**Aim of the exercise**
Leave out the pictures and transcribe every entry below exactly.

**Material supplied**

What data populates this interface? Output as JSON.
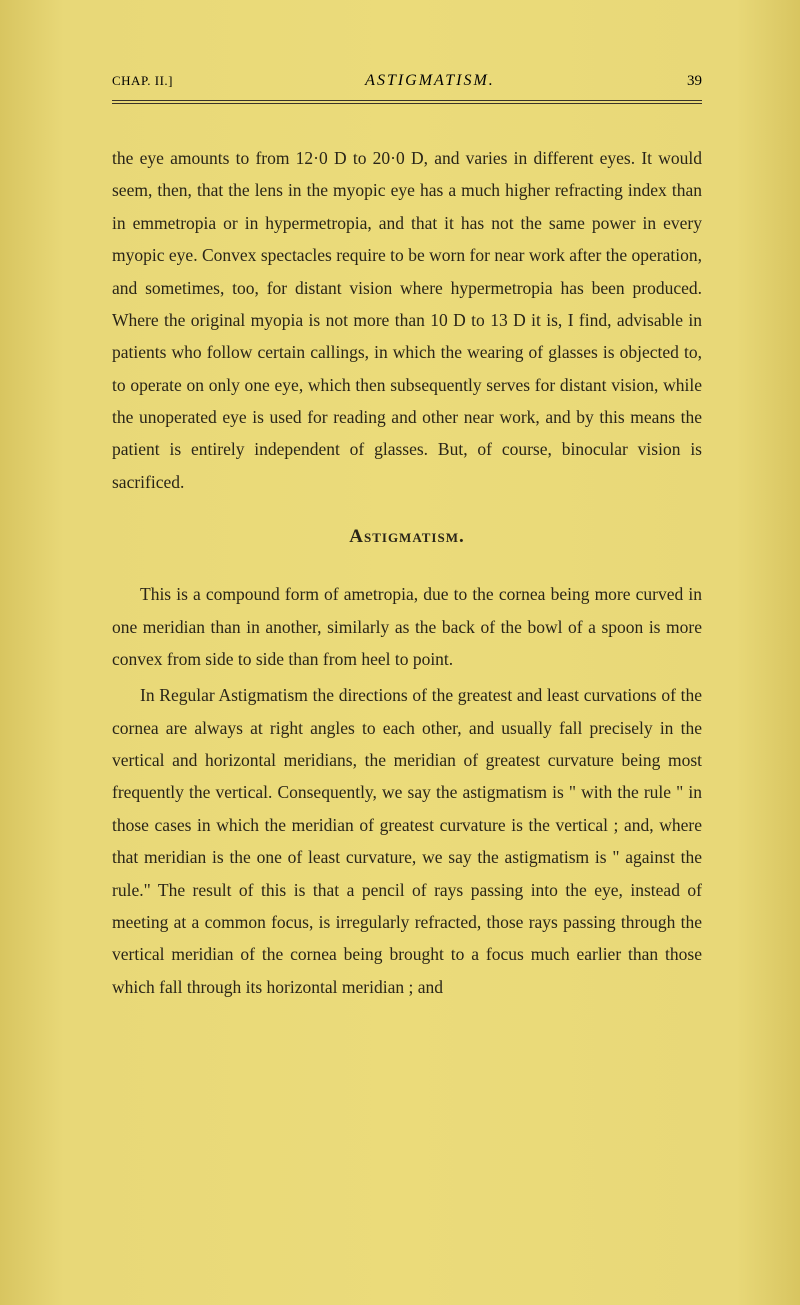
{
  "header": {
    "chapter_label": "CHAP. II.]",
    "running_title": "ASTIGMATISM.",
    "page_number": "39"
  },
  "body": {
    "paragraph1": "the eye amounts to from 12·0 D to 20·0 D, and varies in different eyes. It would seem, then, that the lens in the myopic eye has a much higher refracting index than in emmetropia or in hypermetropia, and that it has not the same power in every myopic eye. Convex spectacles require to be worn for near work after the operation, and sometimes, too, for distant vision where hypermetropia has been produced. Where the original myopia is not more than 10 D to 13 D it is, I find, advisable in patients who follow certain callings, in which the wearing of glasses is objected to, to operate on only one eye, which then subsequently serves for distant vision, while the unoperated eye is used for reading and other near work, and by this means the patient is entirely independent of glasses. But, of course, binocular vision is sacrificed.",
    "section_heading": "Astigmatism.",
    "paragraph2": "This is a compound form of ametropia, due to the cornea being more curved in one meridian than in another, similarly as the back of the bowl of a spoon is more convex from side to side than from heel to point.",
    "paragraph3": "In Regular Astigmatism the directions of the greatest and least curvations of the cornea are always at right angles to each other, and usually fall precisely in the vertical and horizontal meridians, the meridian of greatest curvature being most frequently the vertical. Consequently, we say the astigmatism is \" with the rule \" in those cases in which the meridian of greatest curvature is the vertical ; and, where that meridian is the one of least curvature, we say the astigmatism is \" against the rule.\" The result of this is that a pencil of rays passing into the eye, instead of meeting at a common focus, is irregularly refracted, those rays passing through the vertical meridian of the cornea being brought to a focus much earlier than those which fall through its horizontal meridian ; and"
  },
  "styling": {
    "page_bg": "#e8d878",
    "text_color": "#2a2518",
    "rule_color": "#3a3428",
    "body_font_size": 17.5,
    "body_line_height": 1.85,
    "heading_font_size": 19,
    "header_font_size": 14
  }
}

**Response to the task**
What data populates this interface? Output as JSON.
{
  "header": {
    "chapter_label": "CHAP. II.]",
    "running_title": "ASTIGMATISM.",
    "page_number": "39"
  },
  "body": {
    "paragraph1": "the eye amounts to from 12·0 D to 20·0 D, and varies in different eyes. It would seem, then, that the lens in the myopic eye has a much higher refracting index than in emmetropia or in hypermetropia, and that it has not the same power in every myopic eye. Convex spectacles require to be worn for near work after the operation, and sometimes, too, for distant vision where hypermetropia has been produced. Where the original myopia is not more than 10 D to 13 D it is, I find, advisable in patients who follow certain callings, in which the wearing of glasses is objected to, to operate on only one eye, which then subsequently serves for distant vision, while the unoperated eye is used for reading and other near work, and by this means the patient is entirely independent of glasses. But, of course, binocular vision is sacrificed.",
    "section_heading": "Astigmatism.",
    "paragraph2": "This is a compound form of ametropia, due to the cornea being more curved in one meridian than in another, similarly as the back of the bowl of a spoon is more convex from side to side than from heel to point.",
    "paragraph3": "In Regular Astigmatism the directions of the greatest and least curvations of the cornea are always at right angles to each other, and usually fall precisely in the vertical and horizontal meridians, the meridian of greatest curvature being most frequently the vertical. Consequently, we say the astigmatism is \" with the rule \" in those cases in which the meridian of greatest curvature is the vertical ; and, where that meridian is the one of least curvature, we say the astigmatism is \" against the rule.\" The result of this is that a pencil of rays passing into the eye, instead of meeting at a common focus, is irregularly refracted, those rays passing through the vertical meridian of the cornea being brought to a focus much earlier than those which fall through its horizontal meridian ; and"
  },
  "styling": {
    "page_bg": "#e8d878",
    "text_color": "#2a2518",
    "rule_color": "#3a3428",
    "body_font_size": 17.5,
    "body_line_height": 1.85,
    "heading_font_size": 19,
    "header_font_size": 14
  }
}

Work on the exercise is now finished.